-- start of DATA ROWS --

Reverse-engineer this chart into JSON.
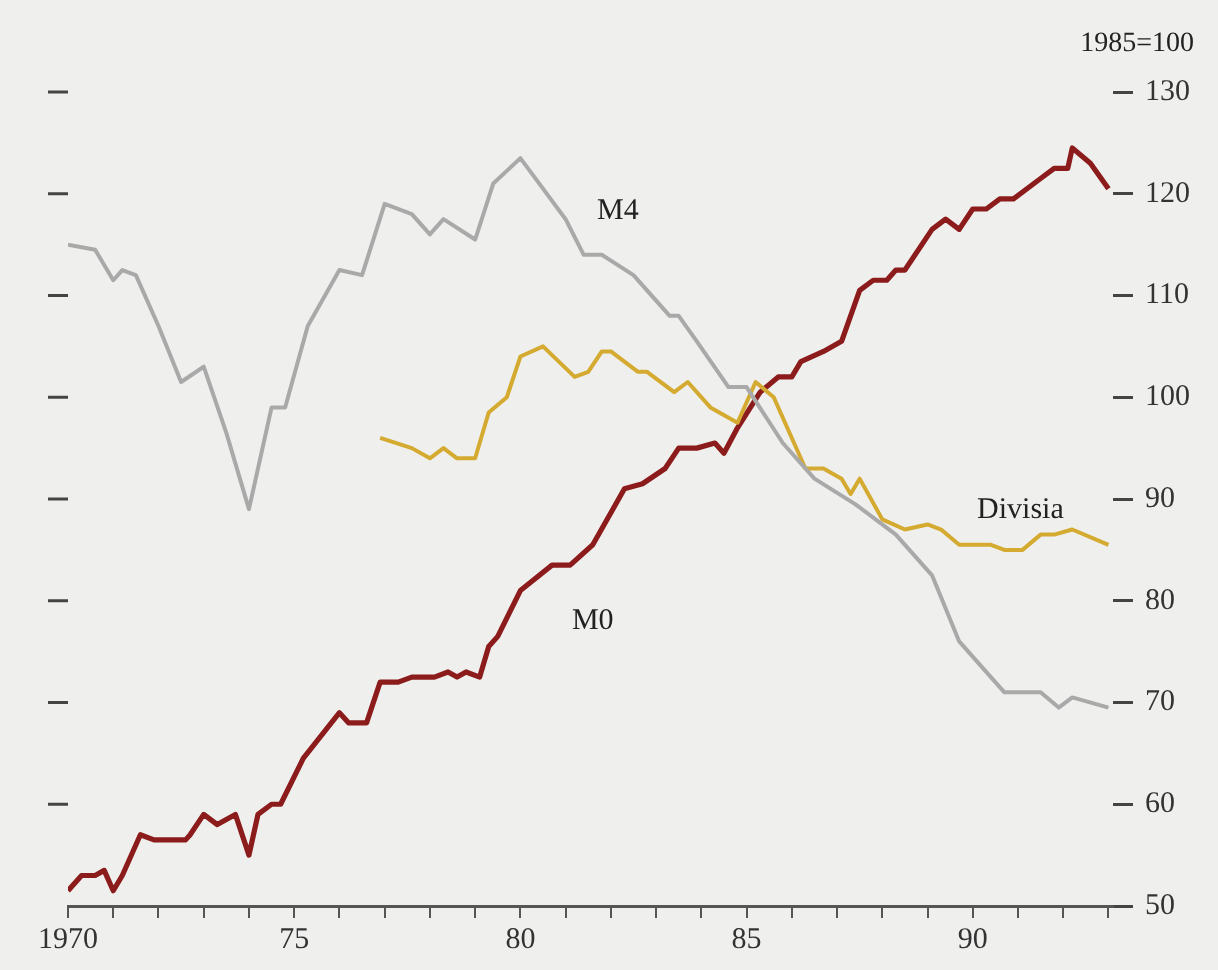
{
  "chart_data": {
    "type": "line",
    "annotations": [
      "1985=100"
    ],
    "xlim": [
      1970,
      1993.1
    ],
    "xticks": [
      {
        "value": 1970,
        "label": "1970"
      },
      {
        "value": 1971,
        "label": null
      },
      {
        "value": 1972,
        "label": null
      },
      {
        "value": 1973,
        "label": null
      },
      {
        "value": 1974,
        "label": null
      },
      {
        "value": 1975,
        "label": "75"
      },
      {
        "value": 1976,
        "label": null
      },
      {
        "value": 1977,
        "label": null
      },
      {
        "value": 1978,
        "label": null
      },
      {
        "value": 1979,
        "label": null
      },
      {
        "value": 1980,
        "label": "80"
      },
      {
        "value": 1981,
        "label": null
      },
      {
        "value": 1982,
        "label": null
      },
      {
        "value": 1983,
        "label": null
      },
      {
        "value": 1984,
        "label": null
      },
      {
        "value": 1985,
        "label": "85"
      },
      {
        "value": 1986,
        "label": null
      },
      {
        "value": 1987,
        "label": null
      },
      {
        "value": 1988,
        "label": null
      },
      {
        "value": 1989,
        "label": null
      },
      {
        "value": 1990,
        "label": "90"
      },
      {
        "value": 1991,
        "label": null
      },
      {
        "value": 1992,
        "label": null
      },
      {
        "value": 1993,
        "label": null
      }
    ],
    "ylim": [
      50,
      130
    ],
    "yticks": [
      50,
      60,
      70,
      80,
      90,
      100,
      110,
      120,
      130
    ],
    "grid": false,
    "legend": false,
    "marker": "none",
    "line_style": "solid",
    "series": [
      {
        "name": "M4",
        "color": "#a9a9a9",
        "x": [
          1970.0,
          1970.6,
          1971.0,
          1971.2,
          1971.5,
          1972.0,
          1972.5,
          1973.0,
          1973.5,
          1974.0,
          1974.5,
          1974.8,
          1975.3,
          1976.0,
          1976.5,
          1977.0,
          1977.6,
          1978.0,
          1978.3,
          1979.0,
          1979.4,
          1980.0,
          1980.5,
          1981.0,
          1981.4,
          1981.8,
          1982.5,
          1983.3,
          1983.5,
          1983.9,
          1984.6,
          1985.0,
          1985.8,
          1986.5,
          1987.4,
          1988.3,
          1989.1,
          1989.7,
          1990.4,
          1990.7,
          1991.5,
          1991.9,
          1992.2,
          1993.0
        ],
        "values": [
          115,
          114.5,
          111.5,
          112.5,
          112,
          107,
          101.5,
          103,
          96.5,
          89,
          99,
          99,
          107,
          112.5,
          112,
          119,
          118,
          116,
          117.5,
          115.5,
          121,
          123.5,
          120.5,
          117.5,
          114,
          114,
          112,
          108,
          108,
          105.5,
          101,
          101,
          95.5,
          92,
          89.5,
          86.5,
          82.5,
          76,
          72.5,
          71,
          71,
          69.5,
          70.5,
          69.5
        ]
      },
      {
        "name": "Divisia",
        "color": "#d4aa30",
        "x": [
          1976.9,
          1977.6,
          1978.0,
          1978.3,
          1978.6,
          1979.0,
          1979.3,
          1979.7,
          1980.0,
          1980.5,
          1981.2,
          1981.5,
          1981.8,
          1982.0,
          1982.6,
          1982.8,
          1983.4,
          1983.7,
          1984.2,
          1984.8,
          1985.2,
          1985.6,
          1986.0,
          1986.3,
          1986.7,
          1987.1,
          1987.3,
          1987.5,
          1988.0,
          1988.5,
          1989.0,
          1989.3,
          1989.7,
          1990.1,
          1990.4,
          1990.7,
          1991.1,
          1991.5,
          1991.8,
          1992.2,
          1993.0
        ],
        "values": [
          96,
          95,
          94,
          95,
          94,
          94,
          98.5,
          100,
          104,
          105,
          102,
          102.5,
          104.5,
          104.5,
          102.5,
          102.5,
          100.5,
          101.5,
          99,
          97.5,
          101.5,
          100,
          96,
          93,
          93,
          92,
          90.5,
          92,
          88,
          87,
          87.5,
          87,
          85.5,
          85.5,
          85.5,
          85,
          85,
          86.5,
          86.5,
          87,
          85.5
        ]
      },
      {
        "name": "M0",
        "color": "#8c1c1c",
        "x": [
          1970.0,
          1970.3,
          1970.6,
          1970.8,
          1971.0,
          1971.2,
          1971.6,
          1971.9,
          1972.6,
          1972.7,
          1973.0,
          1973.3,
          1973.7,
          1974.0,
          1974.2,
          1974.5,
          1974.7,
          1975.2,
          1976.0,
          1976.2,
          1976.6,
          1976.9,
          1977.3,
          1977.6,
          1978.1,
          1978.4,
          1978.6,
          1978.8,
          1979.1,
          1979.3,
          1979.5,
          1980.0,
          1980.7,
          1981.1,
          1981.6,
          1982.3,
          1982.7,
          1983.2,
          1983.5,
          1983.9,
          1984.3,
          1984.5,
          1984.8,
          1985.3,
          1985.7,
          1986.0,
          1986.2,
          1986.7,
          1987.1,
          1987.5,
          1987.8,
          1988.1,
          1988.3,
          1988.5,
          1989.1,
          1989.4,
          1989.7,
          1990.0,
          1990.3,
          1990.6,
          1990.9,
          1991.5,
          1991.8,
          1992.1,
          1992.2,
          1992.6,
          1993.0
        ],
        "values": [
          51.5,
          53,
          53,
          53.5,
          51.5,
          53,
          57,
          56.5,
          56.5,
          57,
          59,
          58,
          59,
          55,
          59,
          60,
          60,
          64.5,
          69,
          68,
          68,
          72,
          72,
          72.5,
          72.5,
          73,
          72.5,
          73,
          72.5,
          75.5,
          76.5,
          81,
          83.5,
          83.5,
          85.5,
          91,
          91.5,
          93,
          95,
          95,
          95.5,
          94.5,
          97,
          100.5,
          102,
          102,
          103.5,
          104.5,
          105.5,
          110.5,
          111.5,
          111.5,
          112.5,
          112.5,
          116.5,
          117.5,
          116.5,
          118.5,
          118.5,
          119.5,
          119.5,
          121.5,
          122.5,
          122.5,
          124.5,
          123,
          120.5
        ]
      }
    ]
  }
}
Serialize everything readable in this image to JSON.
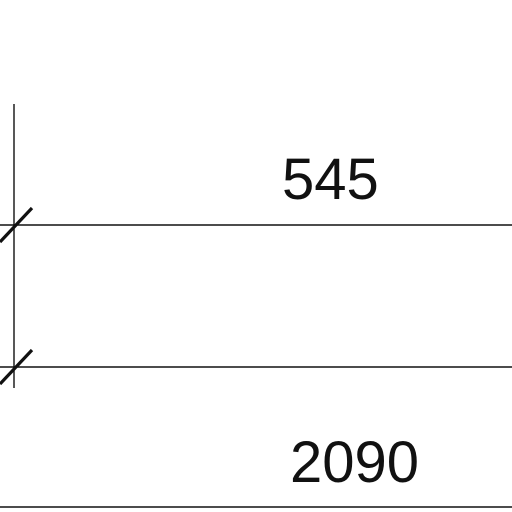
{
  "drawing": {
    "line_color": "#111111",
    "background": "#ffffff",
    "dimensions": {
      "upper": "545",
      "lower": "2090",
      "partial_left": ")"
    }
  }
}
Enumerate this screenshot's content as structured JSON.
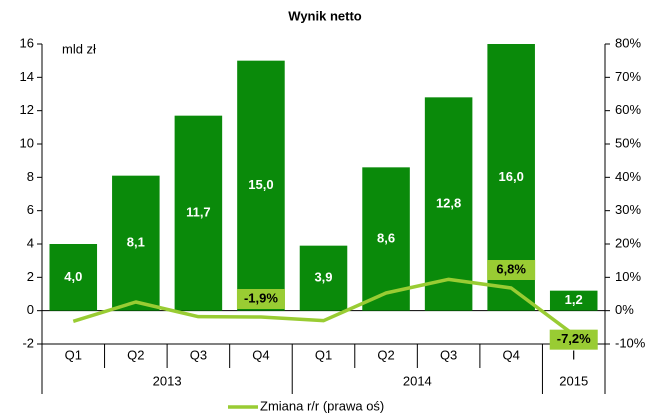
{
  "chart_data": {
    "type": "bar",
    "title": "Wynik netto",
    "y_unit_label": "mld zł",
    "groups": [
      {
        "label": "2013",
        "categories": [
          "Q1",
          "Q2",
          "Q3",
          "Q4"
        ]
      },
      {
        "label": "2014",
        "categories": [
          "Q1",
          "Q2",
          "Q3",
          "Q4"
        ]
      },
      {
        "label": "2015",
        "categories": [
          "I"
        ]
      }
    ],
    "series": [
      {
        "type": "bar",
        "color": "#0a8a0a",
        "values": [
          4.0,
          8.1,
          11.7,
          15.0,
          3.9,
          8.6,
          12.8,
          16.0,
          1.2
        ],
        "value_labels": [
          "4,0",
          "8,1",
          "11,7",
          "15,0",
          "3,9",
          "8,6",
          "12,8",
          "16,0",
          "1,2"
        ]
      },
      {
        "type": "line",
        "name": "Zmiana r/r (prawa oś)",
        "color": "#99cc33",
        "axis": "y2",
        "values": [
          -3.2,
          2.6,
          -1.8,
          -1.9,
          -3.0,
          5.3,
          9.4,
          6.8,
          -7.2
        ],
        "value_labels": [
          null,
          null,
          null,
          "-1,9%",
          null,
          null,
          null,
          "6,8%",
          "-7,2%"
        ]
      }
    ],
    "ylim": [
      -2,
      16
    ],
    "yticks": [
      -2,
      0,
      2,
      4,
      6,
      8,
      10,
      12,
      14,
      16
    ],
    "y2lim": [
      -10,
      80
    ],
    "y2ticks": [
      {
        "value": -10,
        "label": "-10%"
      },
      {
        "value": 0,
        "label": "0%"
      },
      {
        "value": 10,
        "label": "10%"
      },
      {
        "value": 20,
        "label": "20%"
      },
      {
        "value": 30,
        "label": "30%"
      },
      {
        "value": 40,
        "label": "40%"
      },
      {
        "value": 50,
        "label": "50%"
      },
      {
        "value": 60,
        "label": "60%"
      },
      {
        "value": 70,
        "label": "70%"
      },
      {
        "value": 80,
        "label": "80%"
      }
    ],
    "grid": false,
    "legend": "bottom"
  }
}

-- end of DATA ROWS --

GIVEN PROBLEM :: Read the entries above, then pull out the lines that include "this".

RESPONSE ::
Reverse-engineer this chart into JSON.
Serialize everything readable in this image to JSON.
Enumerate this screenshot's content as structured JSON.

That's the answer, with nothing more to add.